WHAT IS BEING ASKED
Output an exact reproduction of the data.

Data records

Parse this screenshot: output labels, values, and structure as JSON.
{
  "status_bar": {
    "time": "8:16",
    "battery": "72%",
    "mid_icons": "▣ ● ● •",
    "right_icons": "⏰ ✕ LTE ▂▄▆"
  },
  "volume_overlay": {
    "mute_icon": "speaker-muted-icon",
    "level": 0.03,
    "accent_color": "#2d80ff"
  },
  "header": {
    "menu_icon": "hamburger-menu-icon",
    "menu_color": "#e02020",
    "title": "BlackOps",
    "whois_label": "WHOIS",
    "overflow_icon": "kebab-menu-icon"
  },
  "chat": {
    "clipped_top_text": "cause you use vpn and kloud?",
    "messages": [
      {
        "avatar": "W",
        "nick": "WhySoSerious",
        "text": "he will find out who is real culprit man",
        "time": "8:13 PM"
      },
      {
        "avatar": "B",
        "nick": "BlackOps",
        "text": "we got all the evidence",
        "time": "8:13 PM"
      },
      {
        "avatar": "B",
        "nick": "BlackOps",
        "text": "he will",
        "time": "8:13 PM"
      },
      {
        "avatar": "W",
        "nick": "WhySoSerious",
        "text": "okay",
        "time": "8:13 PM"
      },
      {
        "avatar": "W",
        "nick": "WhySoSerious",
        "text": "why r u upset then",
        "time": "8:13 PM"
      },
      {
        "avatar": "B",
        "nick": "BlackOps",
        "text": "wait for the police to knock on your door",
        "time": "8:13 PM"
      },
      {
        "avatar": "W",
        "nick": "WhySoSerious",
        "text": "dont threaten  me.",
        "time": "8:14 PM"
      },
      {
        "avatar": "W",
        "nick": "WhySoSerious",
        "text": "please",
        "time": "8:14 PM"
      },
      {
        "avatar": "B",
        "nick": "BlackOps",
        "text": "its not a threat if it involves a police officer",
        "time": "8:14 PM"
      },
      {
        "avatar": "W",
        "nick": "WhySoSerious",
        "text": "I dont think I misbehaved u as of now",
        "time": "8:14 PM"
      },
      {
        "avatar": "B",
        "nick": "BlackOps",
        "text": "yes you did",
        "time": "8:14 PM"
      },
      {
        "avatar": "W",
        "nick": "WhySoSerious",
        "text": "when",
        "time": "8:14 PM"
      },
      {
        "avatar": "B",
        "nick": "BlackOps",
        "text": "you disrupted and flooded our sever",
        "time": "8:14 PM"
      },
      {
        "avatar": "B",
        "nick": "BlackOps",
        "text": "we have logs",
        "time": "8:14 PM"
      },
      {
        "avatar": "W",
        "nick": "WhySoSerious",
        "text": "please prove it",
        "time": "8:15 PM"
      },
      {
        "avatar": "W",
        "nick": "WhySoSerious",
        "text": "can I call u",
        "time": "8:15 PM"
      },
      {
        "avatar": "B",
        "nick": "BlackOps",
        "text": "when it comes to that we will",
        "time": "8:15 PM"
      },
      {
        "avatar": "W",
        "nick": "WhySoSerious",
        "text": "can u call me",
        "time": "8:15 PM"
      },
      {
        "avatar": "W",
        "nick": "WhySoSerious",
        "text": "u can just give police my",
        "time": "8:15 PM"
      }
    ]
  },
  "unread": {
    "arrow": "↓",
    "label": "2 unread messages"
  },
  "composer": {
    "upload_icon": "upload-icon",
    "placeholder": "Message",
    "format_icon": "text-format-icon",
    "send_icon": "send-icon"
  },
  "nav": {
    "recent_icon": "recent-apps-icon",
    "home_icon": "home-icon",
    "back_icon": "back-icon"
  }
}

WORKED SOLUTION
Parse this screenshot: output labels, values, and structure as JSON.
{
  "status_bar": {
    "time": "8:16",
    "battery": "72%",
    "mid_icons": "▣ ● ● •",
    "right_icons": "⏰ ✕ LTE ▂▄▆"
  },
  "volume_overlay": {
    "mute_icon": "speaker-muted-icon",
    "level": 0.03,
    "accent_color": "#2d80ff"
  },
  "header": {
    "menu_icon": "hamburger-menu-icon",
    "menu_color": "#e02020",
    "title": "BlackOps",
    "whois_label": "WHOIS",
    "overflow_icon": "kebab-menu-icon"
  },
  "chat": {
    "clipped_top_text": "cause you use vpn and kloud?",
    "messages": [
      {
        "avatar": "W",
        "nick": "WhySoSerious",
        "text": "he will find out who is real culprit man",
        "time": "8:13 PM"
      },
      {
        "avatar": "B",
        "nick": "BlackOps",
        "text": "we got all the evidence",
        "time": "8:13 PM"
      },
      {
        "avatar": "B",
        "nick": "BlackOps",
        "text": "he will",
        "time": "8:13 PM"
      },
      {
        "avatar": "W",
        "nick": "WhySoSerious",
        "text": "okay",
        "time": "8:13 PM"
      },
      {
        "avatar": "W",
        "nick": "WhySoSerious",
        "text": "why r u upset then",
        "time": "8:13 PM"
      },
      {
        "avatar": "B",
        "nick": "BlackOps",
        "text": "wait for the police to knock on your door",
        "time": "8:13 PM"
      },
      {
        "avatar": "W",
        "nick": "WhySoSerious",
        "text": "dont threaten  me.",
        "time": "8:14 PM"
      },
      {
        "avatar": "W",
        "nick": "WhySoSerious",
        "text": "please",
        "time": "8:14 PM"
      },
      {
        "avatar": "B",
        "nick": "BlackOps",
        "text": "its not a threat if it involves a police officer",
        "time": "8:14 PM"
      },
      {
        "avatar": "W",
        "nick": "WhySoSerious",
        "text": "I dont think I misbehaved u as of now",
        "time": "8:14 PM"
      },
      {
        "avatar": "B",
        "nick": "BlackOps",
        "text": "yes you did",
        "time": "8:14 PM"
      },
      {
        "avatar": "W",
        "nick": "WhySoSerious",
        "text": "when",
        "time": "8:14 PM"
      },
      {
        "avatar": "B",
        "nick": "BlackOps",
        "text": "you disrupted and flooded our sever",
        "time": "8:14 PM"
      },
      {
        "avatar": "B",
        "nick": "BlackOps",
        "text": "we have logs",
        "time": "8:14 PM"
      },
      {
        "avatar": "W",
        "nick": "WhySoSerious",
        "text": "please prove it",
        "time": "8:15 PM"
      },
      {
        "avatar": "W",
        "nick": "WhySoSerious",
        "text": "can I call u",
        "time": "8:15 PM"
      },
      {
        "avatar": "B",
        "nick": "BlackOps",
        "text": "when it comes to that we will",
        "time": "8:15 PM"
      },
      {
        "avatar": "W",
        "nick": "WhySoSerious",
        "text": "can u call me",
        "time": "8:15 PM"
      },
      {
        "avatar": "W",
        "nick": "WhySoSerious",
        "text": "u can just give police my",
        "time": "8:15 PM"
      }
    ]
  },
  "unread": {
    "arrow": "↓",
    "label": "2 unread messages"
  },
  "composer": {
    "upload_icon": "upload-icon",
    "placeholder": "Message",
    "format_icon": "text-format-icon",
    "send_icon": "send-icon"
  },
  "nav": {
    "recent_icon": "recent-apps-icon",
    "home_icon": "home-icon",
    "back_icon": "back-icon"
  }
}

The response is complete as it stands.